→ **YOUR OBJECTIVE**:
Copy every line that mentions the word "每一束光芒都熠熠生辉".

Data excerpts
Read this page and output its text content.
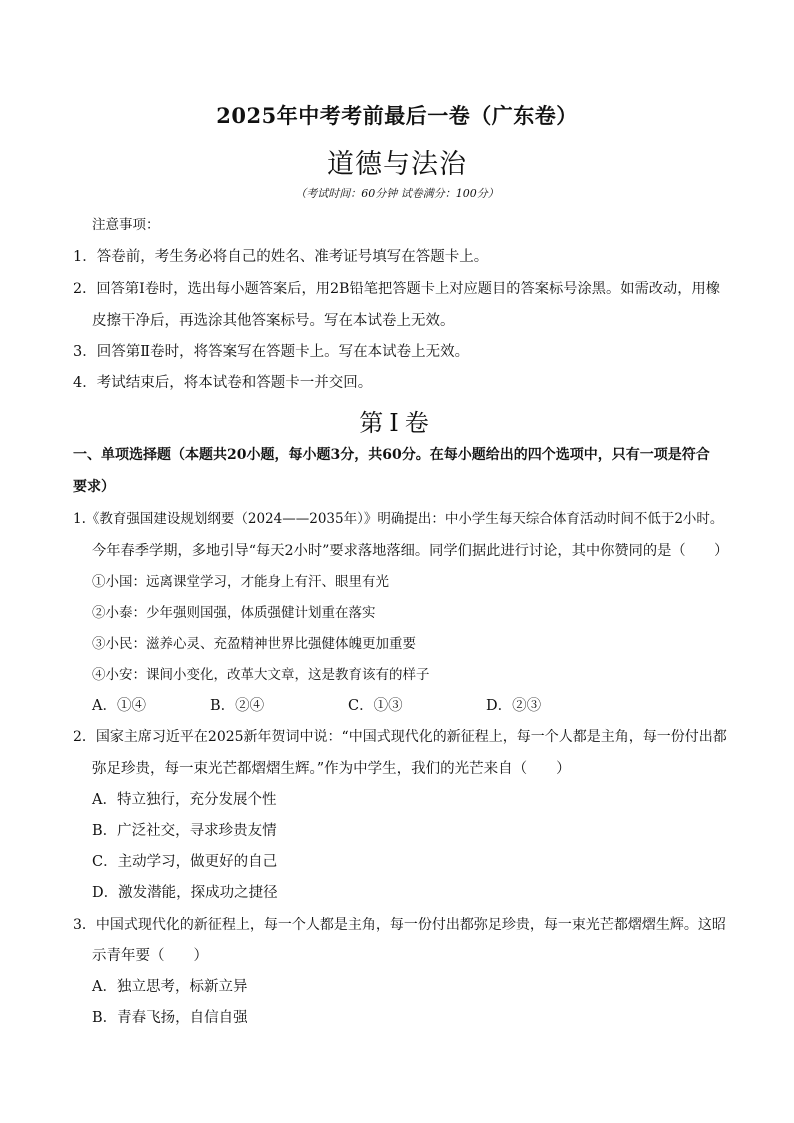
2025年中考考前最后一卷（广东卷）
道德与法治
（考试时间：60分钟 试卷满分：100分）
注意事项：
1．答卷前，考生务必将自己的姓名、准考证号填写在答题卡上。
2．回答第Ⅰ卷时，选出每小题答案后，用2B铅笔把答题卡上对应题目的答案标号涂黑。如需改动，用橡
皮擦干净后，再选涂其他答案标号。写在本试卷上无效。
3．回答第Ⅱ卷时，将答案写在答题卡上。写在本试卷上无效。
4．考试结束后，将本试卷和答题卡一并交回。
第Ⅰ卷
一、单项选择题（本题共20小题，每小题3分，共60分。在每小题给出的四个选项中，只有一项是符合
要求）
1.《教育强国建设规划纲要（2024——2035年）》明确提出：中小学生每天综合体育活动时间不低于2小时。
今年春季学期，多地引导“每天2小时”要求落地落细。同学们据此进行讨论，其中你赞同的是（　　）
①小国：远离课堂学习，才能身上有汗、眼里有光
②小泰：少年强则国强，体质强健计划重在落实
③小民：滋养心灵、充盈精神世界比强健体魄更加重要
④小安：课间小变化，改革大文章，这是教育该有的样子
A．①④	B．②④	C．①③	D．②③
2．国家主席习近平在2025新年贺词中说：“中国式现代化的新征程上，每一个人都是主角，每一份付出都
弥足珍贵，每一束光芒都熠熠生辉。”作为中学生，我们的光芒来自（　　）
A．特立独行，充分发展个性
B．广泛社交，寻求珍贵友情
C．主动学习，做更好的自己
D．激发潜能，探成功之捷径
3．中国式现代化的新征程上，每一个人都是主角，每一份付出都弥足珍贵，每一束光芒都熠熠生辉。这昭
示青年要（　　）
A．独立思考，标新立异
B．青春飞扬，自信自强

==

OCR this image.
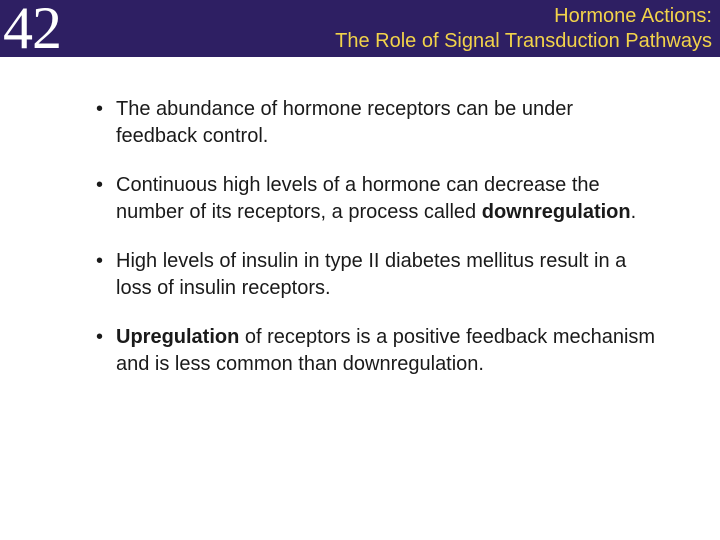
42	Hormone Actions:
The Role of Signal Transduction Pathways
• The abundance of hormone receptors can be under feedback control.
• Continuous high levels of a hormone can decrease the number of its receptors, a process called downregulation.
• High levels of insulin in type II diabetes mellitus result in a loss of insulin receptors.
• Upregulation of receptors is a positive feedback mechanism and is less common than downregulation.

→ **CORRECT OUTPUT**:
弥足珍贵，每一束光芒都熠熠生辉。”作为中学生，我们的光芒来自（　　）
3．中国式现代化的新征程上，每一个人都是主角，每一份付出都弥足珍贵，每一束光芒都熠熠生辉。这昭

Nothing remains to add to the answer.